> _The problem_:
Quote the items verbatim, starting at the first one and ending with the line holding "rated-current-cell: 29.5 bbox=[283, 470, 317, 486]", both included.

Stored data:
**********

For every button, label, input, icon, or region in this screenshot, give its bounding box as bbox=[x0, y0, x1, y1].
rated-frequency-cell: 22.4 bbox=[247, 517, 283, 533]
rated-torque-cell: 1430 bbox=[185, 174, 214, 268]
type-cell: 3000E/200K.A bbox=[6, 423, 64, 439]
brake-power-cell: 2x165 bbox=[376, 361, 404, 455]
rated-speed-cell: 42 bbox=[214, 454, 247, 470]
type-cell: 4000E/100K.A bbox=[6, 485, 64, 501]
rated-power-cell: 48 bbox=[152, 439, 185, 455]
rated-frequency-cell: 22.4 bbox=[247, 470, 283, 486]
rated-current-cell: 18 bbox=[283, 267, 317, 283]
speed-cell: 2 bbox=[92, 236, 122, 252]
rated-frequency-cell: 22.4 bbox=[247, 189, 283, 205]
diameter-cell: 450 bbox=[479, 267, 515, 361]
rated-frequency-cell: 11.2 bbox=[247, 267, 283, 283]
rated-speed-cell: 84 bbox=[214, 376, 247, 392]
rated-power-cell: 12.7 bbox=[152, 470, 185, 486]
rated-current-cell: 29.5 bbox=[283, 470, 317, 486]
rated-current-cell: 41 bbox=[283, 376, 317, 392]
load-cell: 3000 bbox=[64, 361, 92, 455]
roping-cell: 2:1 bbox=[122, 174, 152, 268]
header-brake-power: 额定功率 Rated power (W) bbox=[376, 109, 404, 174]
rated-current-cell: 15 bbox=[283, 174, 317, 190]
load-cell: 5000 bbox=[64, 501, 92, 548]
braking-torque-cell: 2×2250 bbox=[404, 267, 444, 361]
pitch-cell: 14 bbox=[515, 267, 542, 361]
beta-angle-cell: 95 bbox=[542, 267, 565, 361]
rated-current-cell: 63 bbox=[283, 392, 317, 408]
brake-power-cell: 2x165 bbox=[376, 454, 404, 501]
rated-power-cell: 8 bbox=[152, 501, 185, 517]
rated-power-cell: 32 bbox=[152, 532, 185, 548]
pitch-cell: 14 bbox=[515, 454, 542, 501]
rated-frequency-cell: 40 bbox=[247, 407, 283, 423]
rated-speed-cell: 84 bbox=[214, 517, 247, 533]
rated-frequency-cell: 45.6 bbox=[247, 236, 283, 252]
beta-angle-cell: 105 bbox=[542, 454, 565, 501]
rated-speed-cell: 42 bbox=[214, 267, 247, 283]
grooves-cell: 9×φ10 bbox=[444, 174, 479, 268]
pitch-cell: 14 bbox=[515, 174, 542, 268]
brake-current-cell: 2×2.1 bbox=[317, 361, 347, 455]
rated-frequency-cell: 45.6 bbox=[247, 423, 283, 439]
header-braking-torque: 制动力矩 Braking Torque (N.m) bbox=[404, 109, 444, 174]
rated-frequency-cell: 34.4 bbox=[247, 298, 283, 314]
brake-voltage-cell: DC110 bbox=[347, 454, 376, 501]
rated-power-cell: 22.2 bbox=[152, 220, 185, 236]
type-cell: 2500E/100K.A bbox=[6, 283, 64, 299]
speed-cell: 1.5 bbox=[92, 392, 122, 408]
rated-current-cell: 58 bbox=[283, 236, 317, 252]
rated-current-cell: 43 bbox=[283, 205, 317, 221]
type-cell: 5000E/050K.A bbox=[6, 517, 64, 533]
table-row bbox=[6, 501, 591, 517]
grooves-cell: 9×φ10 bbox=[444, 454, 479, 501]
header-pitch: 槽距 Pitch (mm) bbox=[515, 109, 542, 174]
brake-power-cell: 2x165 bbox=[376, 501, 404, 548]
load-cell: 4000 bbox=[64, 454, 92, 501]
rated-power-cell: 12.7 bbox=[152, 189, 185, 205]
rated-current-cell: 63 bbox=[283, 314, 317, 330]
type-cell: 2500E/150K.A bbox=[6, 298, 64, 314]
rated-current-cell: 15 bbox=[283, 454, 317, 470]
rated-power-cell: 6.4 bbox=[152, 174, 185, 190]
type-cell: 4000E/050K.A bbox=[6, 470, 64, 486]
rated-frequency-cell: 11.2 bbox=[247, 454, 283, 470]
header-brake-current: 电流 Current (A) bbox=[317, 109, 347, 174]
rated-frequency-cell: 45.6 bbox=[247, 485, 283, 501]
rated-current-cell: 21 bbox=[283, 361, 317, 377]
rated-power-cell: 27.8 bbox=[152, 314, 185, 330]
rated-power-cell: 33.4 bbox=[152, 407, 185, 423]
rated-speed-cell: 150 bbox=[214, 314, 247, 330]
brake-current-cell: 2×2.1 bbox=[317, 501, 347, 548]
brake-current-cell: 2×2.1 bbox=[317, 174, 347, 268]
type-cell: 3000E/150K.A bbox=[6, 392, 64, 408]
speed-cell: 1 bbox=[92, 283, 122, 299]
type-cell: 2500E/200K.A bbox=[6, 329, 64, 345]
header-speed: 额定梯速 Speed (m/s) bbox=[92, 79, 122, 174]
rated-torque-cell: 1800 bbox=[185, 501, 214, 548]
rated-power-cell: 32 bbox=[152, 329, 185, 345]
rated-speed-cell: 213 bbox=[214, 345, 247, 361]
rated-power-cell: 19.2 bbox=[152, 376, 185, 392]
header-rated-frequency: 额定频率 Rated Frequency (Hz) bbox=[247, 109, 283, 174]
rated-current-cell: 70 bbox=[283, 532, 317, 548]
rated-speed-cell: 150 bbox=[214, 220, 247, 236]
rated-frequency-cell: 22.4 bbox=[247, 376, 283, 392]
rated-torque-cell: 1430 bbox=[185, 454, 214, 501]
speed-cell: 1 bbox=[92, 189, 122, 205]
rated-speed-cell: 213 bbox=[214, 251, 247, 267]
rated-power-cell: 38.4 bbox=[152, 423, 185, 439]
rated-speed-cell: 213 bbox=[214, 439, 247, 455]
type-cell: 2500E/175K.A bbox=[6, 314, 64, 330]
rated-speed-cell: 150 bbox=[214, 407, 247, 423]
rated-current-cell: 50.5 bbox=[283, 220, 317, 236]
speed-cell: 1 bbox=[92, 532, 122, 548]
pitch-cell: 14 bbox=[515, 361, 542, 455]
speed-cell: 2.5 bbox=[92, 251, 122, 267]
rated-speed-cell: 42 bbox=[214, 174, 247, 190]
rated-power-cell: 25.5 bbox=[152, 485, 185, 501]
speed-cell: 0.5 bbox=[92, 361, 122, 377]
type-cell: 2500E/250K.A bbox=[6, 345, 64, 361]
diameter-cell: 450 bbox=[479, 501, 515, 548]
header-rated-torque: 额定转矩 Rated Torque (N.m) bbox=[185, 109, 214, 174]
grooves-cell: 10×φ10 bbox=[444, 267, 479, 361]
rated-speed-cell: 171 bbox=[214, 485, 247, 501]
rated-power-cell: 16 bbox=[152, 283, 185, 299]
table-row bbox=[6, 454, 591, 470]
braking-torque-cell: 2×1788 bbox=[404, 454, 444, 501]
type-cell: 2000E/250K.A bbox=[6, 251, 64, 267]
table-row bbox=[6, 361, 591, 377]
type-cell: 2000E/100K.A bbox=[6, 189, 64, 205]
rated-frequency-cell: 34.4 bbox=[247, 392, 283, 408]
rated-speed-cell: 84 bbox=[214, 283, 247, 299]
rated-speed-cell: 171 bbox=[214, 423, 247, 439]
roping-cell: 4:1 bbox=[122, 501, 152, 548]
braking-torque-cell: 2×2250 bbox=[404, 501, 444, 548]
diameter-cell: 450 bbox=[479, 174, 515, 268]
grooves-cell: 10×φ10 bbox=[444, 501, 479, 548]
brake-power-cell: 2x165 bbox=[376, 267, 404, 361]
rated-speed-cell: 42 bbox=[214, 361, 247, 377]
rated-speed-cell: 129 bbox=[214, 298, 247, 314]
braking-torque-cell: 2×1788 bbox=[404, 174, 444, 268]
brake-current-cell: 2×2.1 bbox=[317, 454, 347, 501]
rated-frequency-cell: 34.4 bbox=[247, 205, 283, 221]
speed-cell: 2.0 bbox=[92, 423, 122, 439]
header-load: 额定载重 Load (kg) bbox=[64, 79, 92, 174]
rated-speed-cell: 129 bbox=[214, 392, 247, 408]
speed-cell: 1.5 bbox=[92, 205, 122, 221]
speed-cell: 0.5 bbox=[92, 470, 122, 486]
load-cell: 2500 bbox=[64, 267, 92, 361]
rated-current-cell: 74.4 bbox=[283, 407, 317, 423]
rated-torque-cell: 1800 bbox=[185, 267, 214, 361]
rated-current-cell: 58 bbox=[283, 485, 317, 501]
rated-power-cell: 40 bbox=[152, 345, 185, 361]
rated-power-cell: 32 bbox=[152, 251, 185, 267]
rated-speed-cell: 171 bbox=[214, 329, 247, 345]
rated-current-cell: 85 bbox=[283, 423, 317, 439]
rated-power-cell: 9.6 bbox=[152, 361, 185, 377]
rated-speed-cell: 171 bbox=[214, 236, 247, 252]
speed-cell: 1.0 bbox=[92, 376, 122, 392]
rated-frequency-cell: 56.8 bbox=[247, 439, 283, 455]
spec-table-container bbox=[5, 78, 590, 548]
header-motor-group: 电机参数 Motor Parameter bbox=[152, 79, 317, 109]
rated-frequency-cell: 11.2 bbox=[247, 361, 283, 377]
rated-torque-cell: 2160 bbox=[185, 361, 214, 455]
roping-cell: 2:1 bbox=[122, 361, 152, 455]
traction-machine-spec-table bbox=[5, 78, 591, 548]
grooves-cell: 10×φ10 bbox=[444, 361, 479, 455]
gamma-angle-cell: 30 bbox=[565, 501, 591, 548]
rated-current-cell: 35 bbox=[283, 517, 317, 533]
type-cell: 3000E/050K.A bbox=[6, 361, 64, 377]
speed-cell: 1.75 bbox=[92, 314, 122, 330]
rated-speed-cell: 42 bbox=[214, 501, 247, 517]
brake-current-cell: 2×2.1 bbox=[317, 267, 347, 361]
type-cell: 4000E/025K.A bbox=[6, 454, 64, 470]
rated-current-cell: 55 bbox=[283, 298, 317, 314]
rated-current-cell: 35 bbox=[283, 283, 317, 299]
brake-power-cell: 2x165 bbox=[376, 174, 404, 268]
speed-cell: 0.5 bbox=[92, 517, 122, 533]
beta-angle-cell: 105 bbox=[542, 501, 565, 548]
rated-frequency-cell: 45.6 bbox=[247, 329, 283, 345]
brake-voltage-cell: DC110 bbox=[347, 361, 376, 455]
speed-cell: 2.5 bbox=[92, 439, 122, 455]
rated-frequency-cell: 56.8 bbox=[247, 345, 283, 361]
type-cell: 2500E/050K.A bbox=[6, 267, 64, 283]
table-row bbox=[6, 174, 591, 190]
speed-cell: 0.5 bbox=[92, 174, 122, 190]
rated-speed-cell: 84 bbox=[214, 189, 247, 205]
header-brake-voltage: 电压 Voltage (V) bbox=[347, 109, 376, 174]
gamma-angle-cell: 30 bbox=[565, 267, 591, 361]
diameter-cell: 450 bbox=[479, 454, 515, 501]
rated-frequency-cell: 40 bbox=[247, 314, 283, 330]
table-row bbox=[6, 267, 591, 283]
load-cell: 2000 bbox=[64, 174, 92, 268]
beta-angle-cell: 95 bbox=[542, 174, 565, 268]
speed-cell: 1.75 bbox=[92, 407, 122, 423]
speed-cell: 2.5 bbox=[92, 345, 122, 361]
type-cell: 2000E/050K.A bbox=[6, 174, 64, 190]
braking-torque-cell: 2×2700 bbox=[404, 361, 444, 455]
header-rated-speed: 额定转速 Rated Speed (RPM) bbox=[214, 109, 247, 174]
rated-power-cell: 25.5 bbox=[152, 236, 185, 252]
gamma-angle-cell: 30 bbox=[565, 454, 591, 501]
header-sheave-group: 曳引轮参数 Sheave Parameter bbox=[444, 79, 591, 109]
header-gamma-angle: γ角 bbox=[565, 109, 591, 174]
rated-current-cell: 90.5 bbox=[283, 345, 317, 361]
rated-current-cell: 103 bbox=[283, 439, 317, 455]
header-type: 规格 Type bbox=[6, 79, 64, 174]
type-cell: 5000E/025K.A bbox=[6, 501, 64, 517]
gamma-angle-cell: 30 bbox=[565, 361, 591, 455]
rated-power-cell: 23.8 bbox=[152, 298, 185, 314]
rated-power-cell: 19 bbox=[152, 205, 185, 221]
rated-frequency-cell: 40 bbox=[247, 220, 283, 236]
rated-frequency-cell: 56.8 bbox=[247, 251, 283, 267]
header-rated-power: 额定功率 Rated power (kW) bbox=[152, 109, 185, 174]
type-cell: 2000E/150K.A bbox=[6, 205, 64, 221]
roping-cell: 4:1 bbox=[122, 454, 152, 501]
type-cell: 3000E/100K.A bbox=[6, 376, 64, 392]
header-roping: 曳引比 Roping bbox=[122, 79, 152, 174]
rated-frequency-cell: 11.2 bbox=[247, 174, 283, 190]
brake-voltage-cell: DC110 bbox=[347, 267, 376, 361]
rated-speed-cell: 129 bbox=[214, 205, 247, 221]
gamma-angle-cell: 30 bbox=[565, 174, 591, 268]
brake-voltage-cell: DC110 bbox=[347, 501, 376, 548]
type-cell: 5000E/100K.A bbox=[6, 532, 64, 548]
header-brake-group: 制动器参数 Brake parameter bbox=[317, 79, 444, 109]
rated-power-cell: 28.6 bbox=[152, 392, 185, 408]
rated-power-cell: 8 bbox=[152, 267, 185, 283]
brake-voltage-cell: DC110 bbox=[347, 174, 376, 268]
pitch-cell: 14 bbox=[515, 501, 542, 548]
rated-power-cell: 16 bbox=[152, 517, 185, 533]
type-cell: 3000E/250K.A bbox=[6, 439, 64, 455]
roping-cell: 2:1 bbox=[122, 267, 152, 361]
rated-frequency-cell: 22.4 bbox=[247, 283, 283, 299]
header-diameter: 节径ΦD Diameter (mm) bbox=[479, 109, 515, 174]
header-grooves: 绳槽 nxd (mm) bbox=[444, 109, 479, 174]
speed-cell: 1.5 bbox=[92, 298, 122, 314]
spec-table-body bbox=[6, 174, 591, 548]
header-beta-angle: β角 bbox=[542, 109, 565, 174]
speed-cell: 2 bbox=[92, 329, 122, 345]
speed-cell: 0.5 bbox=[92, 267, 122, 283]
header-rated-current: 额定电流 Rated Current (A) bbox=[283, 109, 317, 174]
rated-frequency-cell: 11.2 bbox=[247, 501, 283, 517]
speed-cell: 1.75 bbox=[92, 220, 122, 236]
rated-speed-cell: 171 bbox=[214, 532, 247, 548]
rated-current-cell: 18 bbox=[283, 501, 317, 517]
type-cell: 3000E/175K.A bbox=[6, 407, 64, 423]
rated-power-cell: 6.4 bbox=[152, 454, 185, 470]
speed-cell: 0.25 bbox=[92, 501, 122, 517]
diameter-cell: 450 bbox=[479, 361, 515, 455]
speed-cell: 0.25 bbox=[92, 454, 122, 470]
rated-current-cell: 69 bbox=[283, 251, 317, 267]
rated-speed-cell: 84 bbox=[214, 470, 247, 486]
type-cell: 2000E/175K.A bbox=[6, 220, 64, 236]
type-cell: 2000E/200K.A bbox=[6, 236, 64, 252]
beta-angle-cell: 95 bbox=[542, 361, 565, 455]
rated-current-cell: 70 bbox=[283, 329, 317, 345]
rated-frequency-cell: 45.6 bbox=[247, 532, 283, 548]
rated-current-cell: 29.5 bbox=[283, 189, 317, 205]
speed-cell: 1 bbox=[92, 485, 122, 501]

**********

> _Task output_:
For every button, label, input, icon, or region in this screenshot, give its bounding box as bbox=[x0, y0, x1, y1].
rated-frequency-cell: 22.4 bbox=[247, 517, 283, 533]
rated-torque-cell: 1430 bbox=[185, 174, 214, 268]
type-cell: 3000E/200K.A bbox=[6, 423, 64, 439]
brake-power-cell: 2x165 bbox=[376, 361, 404, 455]
rated-speed-cell: 42 bbox=[214, 454, 247, 470]
type-cell: 4000E/100K.A bbox=[6, 485, 64, 501]
rated-power-cell: 48 bbox=[152, 439, 185, 455]
rated-frequency-cell: 22.4 bbox=[247, 470, 283, 486]
rated-current-cell: 18 bbox=[283, 267, 317, 283]
speed-cell: 2 bbox=[92, 236, 122, 252]
rated-frequency-cell: 22.4 bbox=[247, 189, 283, 205]
diameter-cell: 450 bbox=[479, 267, 515, 361]
rated-frequency-cell: 11.2 bbox=[247, 267, 283, 283]
rated-speed-cell: 84 bbox=[214, 376, 247, 392]
rated-power-cell: 12.7 bbox=[152, 470, 185, 486]
rated-current-cell: 29.5 bbox=[283, 470, 317, 486]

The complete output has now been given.